* **Exercise**:
Count lines with "button" in them. Report only the total.

[start Raw data]

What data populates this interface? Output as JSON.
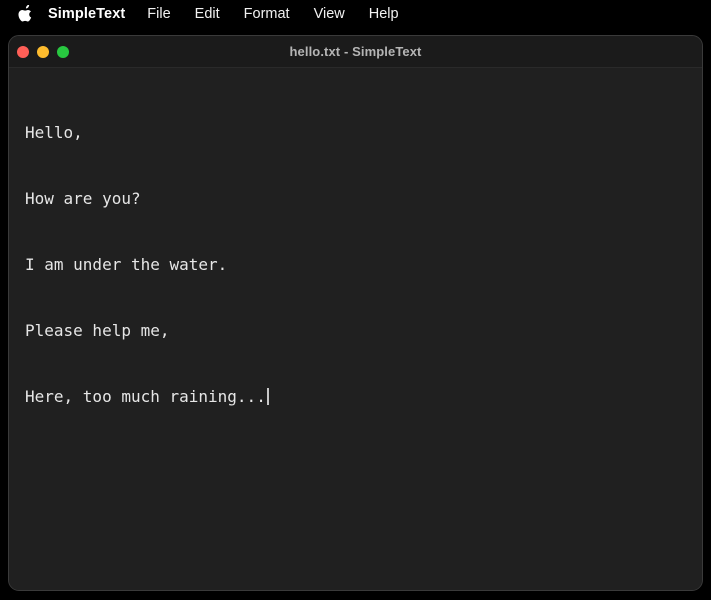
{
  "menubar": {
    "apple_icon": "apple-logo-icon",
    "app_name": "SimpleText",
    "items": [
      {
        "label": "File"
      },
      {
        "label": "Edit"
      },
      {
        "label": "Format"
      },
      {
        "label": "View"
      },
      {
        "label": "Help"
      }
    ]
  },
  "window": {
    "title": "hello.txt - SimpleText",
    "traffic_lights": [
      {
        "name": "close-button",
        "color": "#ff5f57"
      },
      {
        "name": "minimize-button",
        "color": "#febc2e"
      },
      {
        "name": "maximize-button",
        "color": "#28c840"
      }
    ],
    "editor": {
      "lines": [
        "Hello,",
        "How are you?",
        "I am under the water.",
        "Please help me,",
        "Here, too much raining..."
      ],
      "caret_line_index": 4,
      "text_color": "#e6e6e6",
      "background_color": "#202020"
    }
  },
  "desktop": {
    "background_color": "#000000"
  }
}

[end Raw data]

* **Result of this exercise**:
3